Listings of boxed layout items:
________________________
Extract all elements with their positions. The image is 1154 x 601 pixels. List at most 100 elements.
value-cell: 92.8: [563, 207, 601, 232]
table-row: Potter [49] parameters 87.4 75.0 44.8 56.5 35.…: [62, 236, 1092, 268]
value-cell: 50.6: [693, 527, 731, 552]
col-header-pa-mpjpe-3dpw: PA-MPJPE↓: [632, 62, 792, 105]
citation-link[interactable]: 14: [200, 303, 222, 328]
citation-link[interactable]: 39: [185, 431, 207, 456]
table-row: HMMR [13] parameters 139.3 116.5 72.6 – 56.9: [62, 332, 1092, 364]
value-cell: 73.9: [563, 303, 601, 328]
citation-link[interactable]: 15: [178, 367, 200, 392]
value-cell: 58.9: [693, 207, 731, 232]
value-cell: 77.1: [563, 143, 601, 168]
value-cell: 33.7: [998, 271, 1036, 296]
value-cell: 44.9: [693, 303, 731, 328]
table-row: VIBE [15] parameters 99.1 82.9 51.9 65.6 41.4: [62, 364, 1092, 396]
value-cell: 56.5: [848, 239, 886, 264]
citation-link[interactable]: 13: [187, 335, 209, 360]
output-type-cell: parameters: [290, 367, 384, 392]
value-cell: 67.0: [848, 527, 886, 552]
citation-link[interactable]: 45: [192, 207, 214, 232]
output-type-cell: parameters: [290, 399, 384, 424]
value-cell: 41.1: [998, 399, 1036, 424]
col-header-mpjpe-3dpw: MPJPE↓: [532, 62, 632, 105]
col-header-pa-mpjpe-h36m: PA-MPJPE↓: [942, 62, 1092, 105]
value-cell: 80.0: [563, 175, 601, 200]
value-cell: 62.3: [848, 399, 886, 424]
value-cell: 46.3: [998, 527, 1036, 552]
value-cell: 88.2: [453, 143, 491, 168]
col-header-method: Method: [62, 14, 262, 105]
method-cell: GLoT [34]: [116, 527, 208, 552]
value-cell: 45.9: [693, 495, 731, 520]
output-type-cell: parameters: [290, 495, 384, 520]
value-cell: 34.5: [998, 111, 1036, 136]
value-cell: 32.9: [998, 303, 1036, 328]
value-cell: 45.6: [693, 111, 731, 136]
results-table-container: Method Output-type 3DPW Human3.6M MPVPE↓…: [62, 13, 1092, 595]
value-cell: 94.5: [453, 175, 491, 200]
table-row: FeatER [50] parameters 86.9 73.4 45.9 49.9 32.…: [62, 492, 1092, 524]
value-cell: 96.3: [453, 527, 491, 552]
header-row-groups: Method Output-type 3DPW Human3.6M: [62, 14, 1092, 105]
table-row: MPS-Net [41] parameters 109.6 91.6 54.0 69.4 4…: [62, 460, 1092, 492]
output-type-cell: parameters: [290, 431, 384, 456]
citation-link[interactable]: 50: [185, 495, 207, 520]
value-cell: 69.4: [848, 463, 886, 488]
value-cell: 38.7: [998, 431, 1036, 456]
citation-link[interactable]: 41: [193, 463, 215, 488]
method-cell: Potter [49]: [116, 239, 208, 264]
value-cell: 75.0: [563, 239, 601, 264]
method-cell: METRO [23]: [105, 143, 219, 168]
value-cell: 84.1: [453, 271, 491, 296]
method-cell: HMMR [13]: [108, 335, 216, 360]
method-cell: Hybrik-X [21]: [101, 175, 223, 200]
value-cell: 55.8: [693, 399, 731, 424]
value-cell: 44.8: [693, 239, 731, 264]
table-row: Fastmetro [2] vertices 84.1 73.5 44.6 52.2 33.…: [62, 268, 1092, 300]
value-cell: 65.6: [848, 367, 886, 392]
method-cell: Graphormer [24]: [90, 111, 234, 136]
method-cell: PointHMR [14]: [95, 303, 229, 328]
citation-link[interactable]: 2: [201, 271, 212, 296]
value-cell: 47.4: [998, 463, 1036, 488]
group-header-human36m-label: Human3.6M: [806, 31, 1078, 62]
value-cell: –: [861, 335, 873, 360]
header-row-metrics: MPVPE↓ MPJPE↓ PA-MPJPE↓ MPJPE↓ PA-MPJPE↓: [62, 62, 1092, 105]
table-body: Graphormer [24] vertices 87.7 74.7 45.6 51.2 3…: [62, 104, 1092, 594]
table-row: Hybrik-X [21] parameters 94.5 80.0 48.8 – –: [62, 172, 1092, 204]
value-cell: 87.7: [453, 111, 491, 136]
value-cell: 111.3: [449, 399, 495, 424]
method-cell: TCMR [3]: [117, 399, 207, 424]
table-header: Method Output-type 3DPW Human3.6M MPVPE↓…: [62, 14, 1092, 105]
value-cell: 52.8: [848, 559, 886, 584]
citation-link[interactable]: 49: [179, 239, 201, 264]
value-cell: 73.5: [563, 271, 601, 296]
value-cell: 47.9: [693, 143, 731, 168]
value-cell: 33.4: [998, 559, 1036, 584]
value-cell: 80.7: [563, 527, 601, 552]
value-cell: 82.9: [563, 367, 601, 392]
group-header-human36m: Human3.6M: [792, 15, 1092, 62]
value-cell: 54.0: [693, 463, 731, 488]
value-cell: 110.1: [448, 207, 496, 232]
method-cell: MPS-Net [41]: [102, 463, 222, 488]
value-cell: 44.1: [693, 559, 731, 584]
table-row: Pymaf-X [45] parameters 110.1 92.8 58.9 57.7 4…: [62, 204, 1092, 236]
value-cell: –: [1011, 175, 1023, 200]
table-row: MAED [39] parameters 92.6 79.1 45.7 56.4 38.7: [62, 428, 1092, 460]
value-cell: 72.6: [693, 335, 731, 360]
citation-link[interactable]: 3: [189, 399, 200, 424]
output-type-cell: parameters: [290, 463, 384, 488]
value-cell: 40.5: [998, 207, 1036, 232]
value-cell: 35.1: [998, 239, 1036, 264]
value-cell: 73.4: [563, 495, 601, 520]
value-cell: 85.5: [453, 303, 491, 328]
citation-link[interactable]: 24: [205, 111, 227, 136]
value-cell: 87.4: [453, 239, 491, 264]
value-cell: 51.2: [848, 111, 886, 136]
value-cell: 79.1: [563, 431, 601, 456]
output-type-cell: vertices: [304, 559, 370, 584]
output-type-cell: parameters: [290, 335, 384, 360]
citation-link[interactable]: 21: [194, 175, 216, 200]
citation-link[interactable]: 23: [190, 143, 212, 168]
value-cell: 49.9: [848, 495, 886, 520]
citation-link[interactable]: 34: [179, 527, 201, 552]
________________________
Task description -
Reproduce the records from their first line through the line containing "citation-link[interactable]: 39: [185, 431, 207, 456]", including both ends, and output nothing else.

Output for this exercise -
Extract all elements with their positions. The image is 1154 x 601 pixels. List at most 100 elements.
value-cell: 92.8: [563, 207, 601, 232]
table-row: Potter [49] parameters 87.4 75.0 44.8 56.5 35.…: [62, 236, 1092, 268]
value-cell: 50.6: [693, 527, 731, 552]
col-header-pa-mpjpe-3dpw: PA-MPJPE↓: [632, 62, 792, 105]
citation-link[interactable]: 14: [200, 303, 222, 328]
citation-link[interactable]: 39: [185, 431, 207, 456]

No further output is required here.